__Instructions to follow__:
Write the records below out again exactly as given, with no images.

__Data provided__:
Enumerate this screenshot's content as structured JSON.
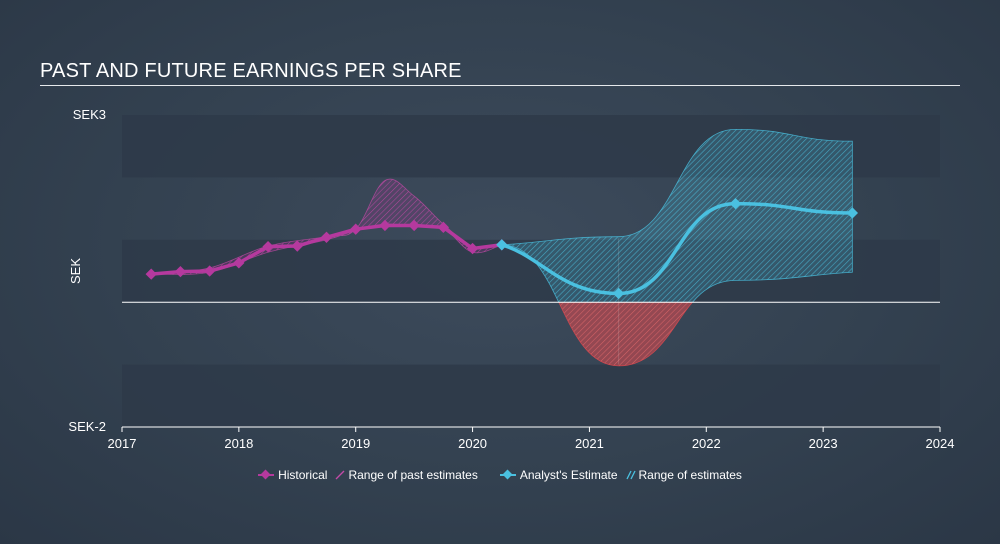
{
  "title": "PAST AND FUTURE EARNINGS PER SHARE",
  "colors": {
    "historical": "#b5399e",
    "past_range": "#b5399e",
    "estimate": "#4ac0e0",
    "estimate_range": "#4ac0e0",
    "negative_range": "#e0484f",
    "zero_line": "#ffffff",
    "band": "#2e3a49"
  },
  "chart_data": {
    "type": "line",
    "title": "PAST AND FUTURE EARNINGS PER SHARE",
    "ylabel": "SEK",
    "xlabel": "",
    "xlim": [
      2017,
      2024
    ],
    "ylim": [
      -2,
      3
    ],
    "y_tick_labels": [
      {
        "value": 3,
        "label": "SEK3"
      },
      {
        "value": -2,
        "label": "SEK-2"
      }
    ],
    "x_ticks": [
      "2017",
      "2018",
      "2019",
      "2020",
      "2021",
      "2022",
      "2023",
      "2024"
    ],
    "grid": "horizontal bands",
    "legend_position": "bottom-center",
    "series": [
      {
        "name": "Historical",
        "points": [
          [
            2017.25,
            0.45
          ],
          [
            2017.5,
            0.49
          ],
          [
            2017.75,
            0.5
          ],
          [
            2018.0,
            0.63
          ],
          [
            2018.25,
            0.89
          ],
          [
            2018.5,
            0.9
          ],
          [
            2018.75,
            1.04
          ],
          [
            2019.0,
            1.17
          ],
          [
            2019.25,
            1.23
          ],
          [
            2019.5,
            1.23
          ],
          [
            2019.75,
            1.2
          ],
          [
            2020.0,
            0.86
          ],
          [
            2020.25,
            0.92
          ]
        ]
      },
      {
        "name": "Analyst's Estimate",
        "points": [
          [
            2020.25,
            0.92
          ],
          [
            2021.25,
            0.14
          ],
          [
            2022.25,
            1.58
          ],
          [
            2023.25,
            1.43
          ]
        ]
      }
    ],
    "ranges": [
      {
        "name": "Range of past estimates",
        "upper": [
          [
            2017.25,
            0.45
          ],
          [
            2017.75,
            0.55
          ],
          [
            2018.25,
            0.9
          ],
          [
            2018.75,
            1.05
          ],
          [
            2019.0,
            1.17
          ],
          [
            2019.25,
            1.95
          ],
          [
            2019.5,
            1.7
          ],
          [
            2019.75,
            1.25
          ],
          [
            2020.0,
            0.9
          ],
          [
            2020.25,
            0.92
          ]
        ],
        "lower": [
          [
            2017.25,
            0.45
          ],
          [
            2017.75,
            0.48
          ],
          [
            2018.25,
            0.8
          ],
          [
            2018.75,
            1.0
          ],
          [
            2019.0,
            1.15
          ],
          [
            2019.25,
            1.25
          ],
          [
            2019.5,
            1.22
          ],
          [
            2019.75,
            1.18
          ],
          [
            2020.0,
            0.8
          ],
          [
            2020.25,
            0.92
          ]
        ]
      },
      {
        "name": "Range of estimates",
        "upper": [
          [
            2020.25,
            0.92
          ],
          [
            2021.25,
            1.05
          ],
          [
            2022.25,
            2.77
          ],
          [
            2023.25,
            2.58
          ]
        ],
        "lower": [
          [
            2020.25,
            0.92
          ],
          [
            2021.25,
            -1.02
          ],
          [
            2022.25,
            0.35
          ],
          [
            2023.25,
            0.48
          ]
        ]
      }
    ]
  },
  "legend": {
    "historical": "Historical",
    "past_range": "Range of past estimates",
    "estimate": "Analyst's Estimate",
    "estimate_range": "Range of estimates"
  }
}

__Exercise result__:
Enumerate this screenshot's content as structured JSON.
{
  "title": "PAST AND FUTURE EARNINGS PER SHARE",
  "colors": {
    "historical": "#b5399e",
    "past_range": "#b5399e",
    "estimate": "#4ac0e0",
    "estimate_range": "#4ac0e0",
    "negative_range": "#e0484f",
    "zero_line": "#ffffff",
    "band": "#2e3a49"
  },
  "chart_data": {
    "type": "line",
    "title": "PAST AND FUTURE EARNINGS PER SHARE",
    "ylabel": "SEK",
    "xlabel": "",
    "xlim": [
      2017,
      2024
    ],
    "ylim": [
      -2,
      3
    ],
    "y_tick_labels": [
      {
        "value": 3,
        "label": "SEK3"
      },
      {
        "value": -2,
        "label": "SEK-2"
      }
    ],
    "x_ticks": [
      "2017",
      "2018",
      "2019",
      "2020",
      "2021",
      "2022",
      "2023",
      "2024"
    ],
    "grid": "horizontal bands",
    "legend_position": "bottom-center",
    "series": [
      {
        "name": "Historical",
        "points": [
          [
            2017.25,
            0.45
          ],
          [
            2017.5,
            0.49
          ],
          [
            2017.75,
            0.5
          ],
          [
            2018.0,
            0.63
          ],
          [
            2018.25,
            0.89
          ],
          [
            2018.5,
            0.9
          ],
          [
            2018.75,
            1.04
          ],
          [
            2019.0,
            1.17
          ],
          [
            2019.25,
            1.23
          ],
          [
            2019.5,
            1.23
          ],
          [
            2019.75,
            1.2
          ],
          [
            2020.0,
            0.86
          ],
          [
            2020.25,
            0.92
          ]
        ]
      },
      {
        "name": "Analyst's Estimate",
        "points": [
          [
            2020.25,
            0.92
          ],
          [
            2021.25,
            0.14
          ],
          [
            2022.25,
            1.58
          ],
          [
            2023.25,
            1.43
          ]
        ]
      }
    ],
    "ranges": [
      {
        "name": "Range of past estimates",
        "upper": [
          [
            2017.25,
            0.45
          ],
          [
            2017.75,
            0.55
          ],
          [
            2018.25,
            0.9
          ],
          [
            2018.75,
            1.05
          ],
          [
            2019.0,
            1.17
          ],
          [
            2019.25,
            1.95
          ],
          [
            2019.5,
            1.7
          ],
          [
            2019.75,
            1.25
          ],
          [
            2020.0,
            0.9
          ],
          [
            2020.25,
            0.92
          ]
        ],
        "lower": [
          [
            2017.25,
            0.45
          ],
          [
            2017.75,
            0.48
          ],
          [
            2018.25,
            0.8
          ],
          [
            2018.75,
            1.0
          ],
          [
            2019.0,
            1.15
          ],
          [
            2019.25,
            1.25
          ],
          [
            2019.5,
            1.22
          ],
          [
            2019.75,
            1.18
          ],
          [
            2020.0,
            0.8
          ],
          [
            2020.25,
            0.92
          ]
        ]
      },
      {
        "name": "Range of estimates",
        "upper": [
          [
            2020.25,
            0.92
          ],
          [
            2021.25,
            1.05
          ],
          [
            2022.25,
            2.77
          ],
          [
            2023.25,
            2.58
          ]
        ],
        "lower": [
          [
            2020.25,
            0.92
          ],
          [
            2021.25,
            -1.02
          ],
          [
            2022.25,
            0.35
          ],
          [
            2023.25,
            0.48
          ]
        ]
      }
    ]
  },
  "legend": {
    "historical": "Historical",
    "past_range": "Range of past estimates",
    "estimate": "Analyst's Estimate",
    "estimate_range": "Range of estimates"
  }
}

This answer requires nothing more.